SET TASK: Print every row below word for word, without changing a single character.

SOURCE RECORDS:
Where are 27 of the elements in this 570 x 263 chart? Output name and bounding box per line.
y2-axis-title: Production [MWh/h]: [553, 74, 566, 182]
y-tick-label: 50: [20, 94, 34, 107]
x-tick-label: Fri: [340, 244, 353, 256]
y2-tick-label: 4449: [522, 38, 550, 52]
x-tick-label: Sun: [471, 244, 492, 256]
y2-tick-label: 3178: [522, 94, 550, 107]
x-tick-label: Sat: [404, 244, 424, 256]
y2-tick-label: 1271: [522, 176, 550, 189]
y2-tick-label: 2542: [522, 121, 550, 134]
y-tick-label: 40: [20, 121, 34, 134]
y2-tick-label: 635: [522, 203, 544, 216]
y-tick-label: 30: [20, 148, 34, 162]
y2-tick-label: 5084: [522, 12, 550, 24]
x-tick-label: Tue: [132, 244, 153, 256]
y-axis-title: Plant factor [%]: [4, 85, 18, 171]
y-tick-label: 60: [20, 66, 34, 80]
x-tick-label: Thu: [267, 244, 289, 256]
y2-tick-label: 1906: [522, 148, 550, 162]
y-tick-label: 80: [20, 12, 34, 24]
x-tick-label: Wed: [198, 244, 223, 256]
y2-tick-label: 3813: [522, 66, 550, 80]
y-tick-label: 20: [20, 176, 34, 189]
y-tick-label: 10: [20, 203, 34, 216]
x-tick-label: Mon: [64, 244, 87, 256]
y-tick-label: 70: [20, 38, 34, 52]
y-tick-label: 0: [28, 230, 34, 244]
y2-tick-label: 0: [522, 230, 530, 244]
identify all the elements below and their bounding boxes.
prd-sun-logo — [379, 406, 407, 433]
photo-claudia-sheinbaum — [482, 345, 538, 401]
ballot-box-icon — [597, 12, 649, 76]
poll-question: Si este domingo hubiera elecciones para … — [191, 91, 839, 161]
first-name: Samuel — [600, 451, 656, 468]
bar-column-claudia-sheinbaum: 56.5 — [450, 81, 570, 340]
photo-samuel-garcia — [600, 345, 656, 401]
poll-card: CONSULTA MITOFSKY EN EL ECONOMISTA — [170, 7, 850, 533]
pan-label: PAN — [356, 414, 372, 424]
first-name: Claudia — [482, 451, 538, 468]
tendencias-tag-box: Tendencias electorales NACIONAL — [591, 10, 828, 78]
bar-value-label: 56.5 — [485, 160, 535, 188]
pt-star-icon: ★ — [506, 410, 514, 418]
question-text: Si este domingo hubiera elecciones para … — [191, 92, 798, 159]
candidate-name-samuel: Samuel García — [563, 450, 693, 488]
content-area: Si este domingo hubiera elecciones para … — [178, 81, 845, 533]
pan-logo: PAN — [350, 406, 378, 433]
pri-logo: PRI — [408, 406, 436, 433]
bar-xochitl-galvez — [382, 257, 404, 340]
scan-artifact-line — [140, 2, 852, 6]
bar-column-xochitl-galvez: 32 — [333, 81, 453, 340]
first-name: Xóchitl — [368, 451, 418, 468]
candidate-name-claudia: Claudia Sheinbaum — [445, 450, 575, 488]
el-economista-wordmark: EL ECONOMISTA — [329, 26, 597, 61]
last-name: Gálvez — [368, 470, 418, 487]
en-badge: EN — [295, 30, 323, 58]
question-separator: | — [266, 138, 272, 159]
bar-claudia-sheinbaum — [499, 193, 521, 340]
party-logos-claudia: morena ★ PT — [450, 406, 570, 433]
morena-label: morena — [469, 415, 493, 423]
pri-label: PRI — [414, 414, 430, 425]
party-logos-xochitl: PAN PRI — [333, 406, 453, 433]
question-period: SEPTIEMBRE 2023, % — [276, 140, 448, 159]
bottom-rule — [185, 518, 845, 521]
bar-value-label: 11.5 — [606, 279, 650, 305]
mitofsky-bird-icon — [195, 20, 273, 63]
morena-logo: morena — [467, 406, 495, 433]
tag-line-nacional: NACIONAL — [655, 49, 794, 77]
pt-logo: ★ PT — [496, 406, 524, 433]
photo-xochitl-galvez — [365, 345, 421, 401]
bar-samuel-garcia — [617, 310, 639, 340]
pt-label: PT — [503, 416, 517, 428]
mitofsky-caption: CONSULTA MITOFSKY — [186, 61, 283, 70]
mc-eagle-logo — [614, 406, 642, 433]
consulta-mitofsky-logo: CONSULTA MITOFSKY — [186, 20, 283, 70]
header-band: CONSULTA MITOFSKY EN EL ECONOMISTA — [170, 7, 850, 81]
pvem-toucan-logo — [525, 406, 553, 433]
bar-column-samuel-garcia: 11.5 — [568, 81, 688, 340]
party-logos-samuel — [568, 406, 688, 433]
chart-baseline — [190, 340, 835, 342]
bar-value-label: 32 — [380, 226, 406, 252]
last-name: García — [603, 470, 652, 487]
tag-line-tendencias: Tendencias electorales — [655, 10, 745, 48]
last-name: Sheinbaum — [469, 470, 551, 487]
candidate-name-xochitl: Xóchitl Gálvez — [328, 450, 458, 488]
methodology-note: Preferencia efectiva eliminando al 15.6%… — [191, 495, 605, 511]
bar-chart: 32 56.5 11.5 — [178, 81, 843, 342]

ANSWER IN FULL:
Where are 27 of the elements in this 570 x 263 chart? Output name and bounding box per line.
y2-axis-title: Production [MWh/h]: [553, 74, 566, 182]
y-tick-label: 50: [20, 94, 34, 107]
x-tick-label: Fri: [340, 244, 353, 256]
y2-tick-label: 4449: [522, 38, 550, 52]
x-tick-label: Sun: [471, 244, 492, 256]
y2-tick-label: 3178: [522, 94, 550, 107]
x-tick-label: Sat: [404, 244, 424, 256]
y2-tick-label: 1271: [522, 176, 550, 189]
y2-tick-label: 2542: [522, 121, 550, 134]
y-tick-label: 40: [20, 121, 34, 134]
y2-tick-label: 635: [522, 203, 544, 216]
y-tick-label: 30: [20, 148, 34, 162]
y2-tick-label: 5084: [522, 12, 550, 24]
x-tick-label: Tue: [132, 244, 153, 256]
y-axis-title: Plant factor [%]: [4, 85, 18, 171]
y-tick-label: 60: [20, 66, 34, 80]
x-tick-label: Thu: [267, 244, 289, 256]
y2-tick-label: 1906: [522, 148, 550, 162]
y-tick-label: 80: [20, 12, 34, 24]
x-tick-label: Wed: [198, 244, 223, 256]
y2-tick-label: 3813: [522, 66, 550, 80]
y-tick-label: 20: [20, 176, 34, 189]
y-tick-label: 10: [20, 203, 34, 216]
x-tick-label: Mon: [64, 244, 87, 256]
y-tick-label: 70: [20, 38, 34, 52]
y-tick-label: 0: [28, 230, 34, 244]
y2-tick-label: 0: [522, 230, 530, 244]
identify all the elements below and their bounding boxes.
prd-sun-logo — [379, 406, 407, 433]
photo-claudia-sheinbaum — [482, 345, 538, 401]
ballot-box-icon — [597, 12, 649, 76]
poll-question: Si este domingo hubiera elecciones para … — [191, 91, 839, 161]
first-name: Samuel — [600, 451, 656, 468]
bar-column-claudia-sheinbaum: 56.5 — [450, 81, 570, 340]
photo-samuel-garcia — [600, 345, 656, 401]
poll-card: CONSULTA MITOFSKY EN EL ECONOMISTA — [170, 7, 850, 533]
pan-label: PAN — [356, 414, 372, 424]
first-name: Claudia — [482, 451, 538, 468]
tendencias-tag-box: Tendencias electorales NACIONAL — [591, 10, 828, 78]
bar-value-label: 56.5 — [485, 160, 535, 188]
pt-star-icon: ★ — [506, 410, 514, 418]
question-text: Si este domingo hubiera elecciones para … — [191, 92, 798, 159]
candidate-name-samuel: Samuel García — [563, 450, 693, 488]
content-area: Si este domingo hubiera elecciones para … — [178, 81, 845, 533]
pan-logo: PAN — [350, 406, 378, 433]
pri-logo: PRI — [408, 406, 436, 433]
bar-xochitl-galvez — [382, 257, 404, 340]
scan-artifact-line — [140, 2, 852, 6]
bar-column-xochitl-galvez: 32 — [333, 81, 453, 340]
first-name: Xóchitl — [368, 451, 418, 468]
candidate-name-claudia: Claudia Sheinbaum — [445, 450, 575, 488]
el-economista-wordmark: EL ECONOMISTA — [329, 26, 597, 61]
last-name: Gálvez — [368, 470, 418, 487]
en-badge: EN — [295, 30, 323, 58]
question-separator: | — [266, 138, 272, 159]
bar-claudia-sheinbaum — [499, 193, 521, 340]
party-logos-claudia: morena ★ PT — [450, 406, 570, 433]
morena-label: morena — [469, 415, 493, 423]
pri-label: PRI — [414, 414, 430, 425]
party-logos-xochitl: PAN PRI — [333, 406, 453, 433]
question-period: SEPTIEMBRE 2023, % — [276, 140, 448, 159]
bottom-rule — [185, 518, 845, 521]
bar-value-label: 11.5 — [606, 279, 650, 305]
mitofsky-bird-icon — [195, 20, 273, 63]
morena-logo: morena — [467, 406, 495, 433]
tag-line-nacional: NACIONAL — [655, 49, 794, 77]
pt-logo: ★ PT — [496, 406, 524, 433]
photo-xochitl-galvez — [365, 345, 421, 401]
bar-samuel-garcia — [617, 310, 639, 340]
pt-label: PT — [503, 416, 517, 428]
mitofsky-caption: CONSULTA MITOFSKY — [186, 61, 283, 70]
mc-eagle-logo — [614, 406, 642, 433]
consulta-mitofsky-logo: CONSULTA MITOFSKY — [186, 20, 283, 70]
header-band: CONSULTA MITOFSKY EN EL ECONOMISTA — [170, 7, 850, 81]
pvem-toucan-logo — [525, 406, 553, 433]
bar-column-samuel-garcia: 11.5 — [568, 81, 688, 340]
party-logos-samuel — [568, 406, 688, 433]
chart-baseline — [190, 340, 835, 342]
bar-value-label: 32 — [380, 226, 406, 252]
last-name: García — [603, 470, 652, 487]
tag-line-tendencias: Tendencias electorales — [655, 10, 745, 48]
last-name: Sheinbaum — [469, 470, 551, 487]
candidate-name-xochitl: Xóchitl Gálvez — [328, 450, 458, 488]
methodology-note: Preferencia efectiva eliminando al 15.6%… — [191, 495, 605, 511]
bar-chart: 32 56.5 11.5 — [178, 81, 843, 342]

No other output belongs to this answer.